---------- Data for processing ----------

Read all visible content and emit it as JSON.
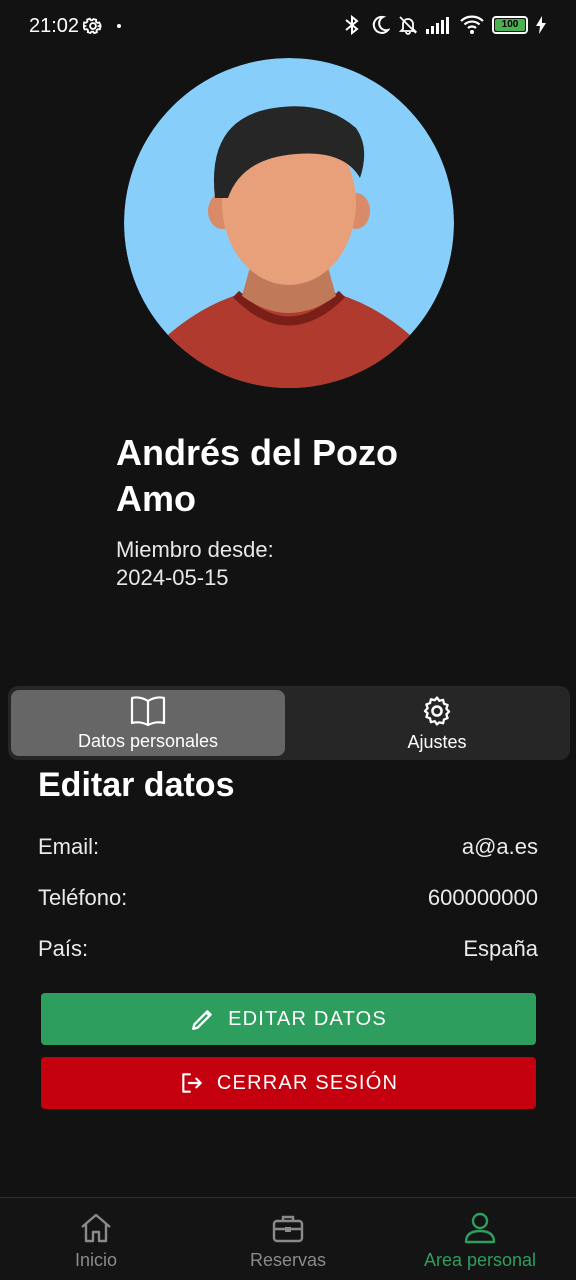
{
  "status_bar": {
    "time": "21:02",
    "battery": "100",
    "icons": [
      "settings-icon",
      "bluetooth-icon",
      "moon-icon",
      "bell-off-icon",
      "signal-icon",
      "wifi-icon",
      "battery-icon",
      "charging-icon"
    ]
  },
  "profile": {
    "name": "Andrés del Pozo Amo",
    "member_label": "Miembro desde:",
    "member_date": "2024-05-15"
  },
  "tabs": [
    {
      "label": "Datos personales",
      "icon": "book-icon",
      "active": true
    },
    {
      "label": "Ajustes",
      "icon": "gear-icon",
      "active": false
    }
  ],
  "edit_section": {
    "title": "Editar datos",
    "fields": [
      {
        "label": "Email:",
        "value": "a@a.es"
      },
      {
        "label": "Teléfono:",
        "value": "600000000"
      },
      {
        "label": "País:",
        "value": "España"
      }
    ],
    "edit_button": "EDITAR DATOS",
    "logout_button": "CERRAR SESIÓN"
  },
  "bottom_nav": [
    {
      "label": "Inicio",
      "icon": "home-icon",
      "active": false
    },
    {
      "label": "Reservas",
      "icon": "briefcase-icon",
      "active": false
    },
    {
      "label": "Area personal",
      "icon": "person-icon",
      "active": true
    }
  ],
  "colors": {
    "background": "#121212",
    "accent_green": "#2e9e5f",
    "danger_red": "#c4000e",
    "tab_active": "#666666",
    "tab_bar": "#262626"
  }
}
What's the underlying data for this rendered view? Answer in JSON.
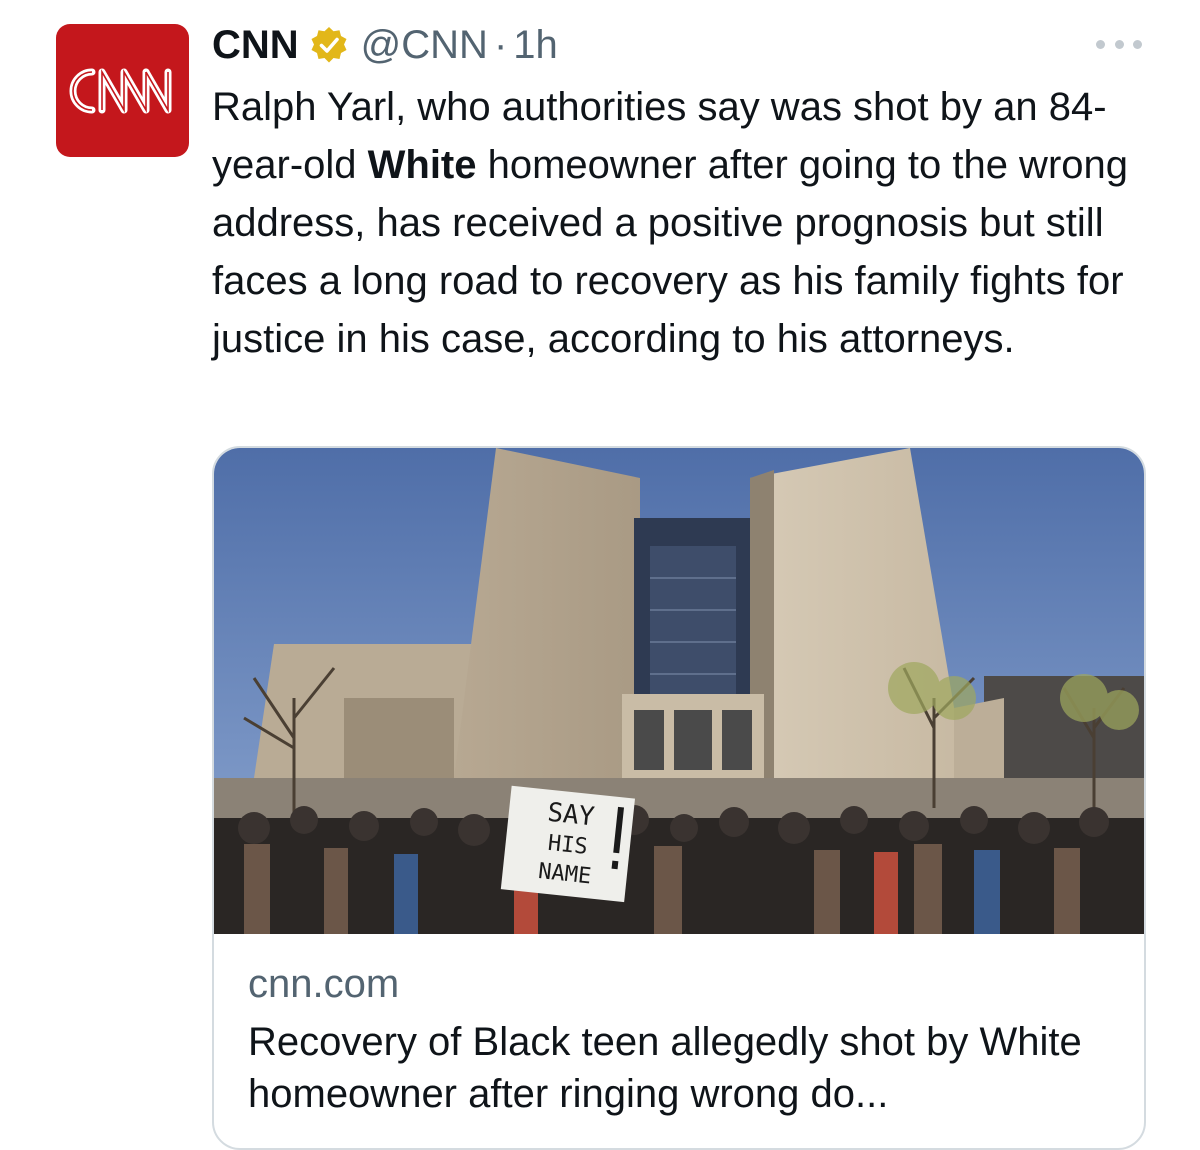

----------

* **Exercise instructions**:
How many of the lines above include the string "JSON"? Reply with the number by itself.

* **Answer below**:
2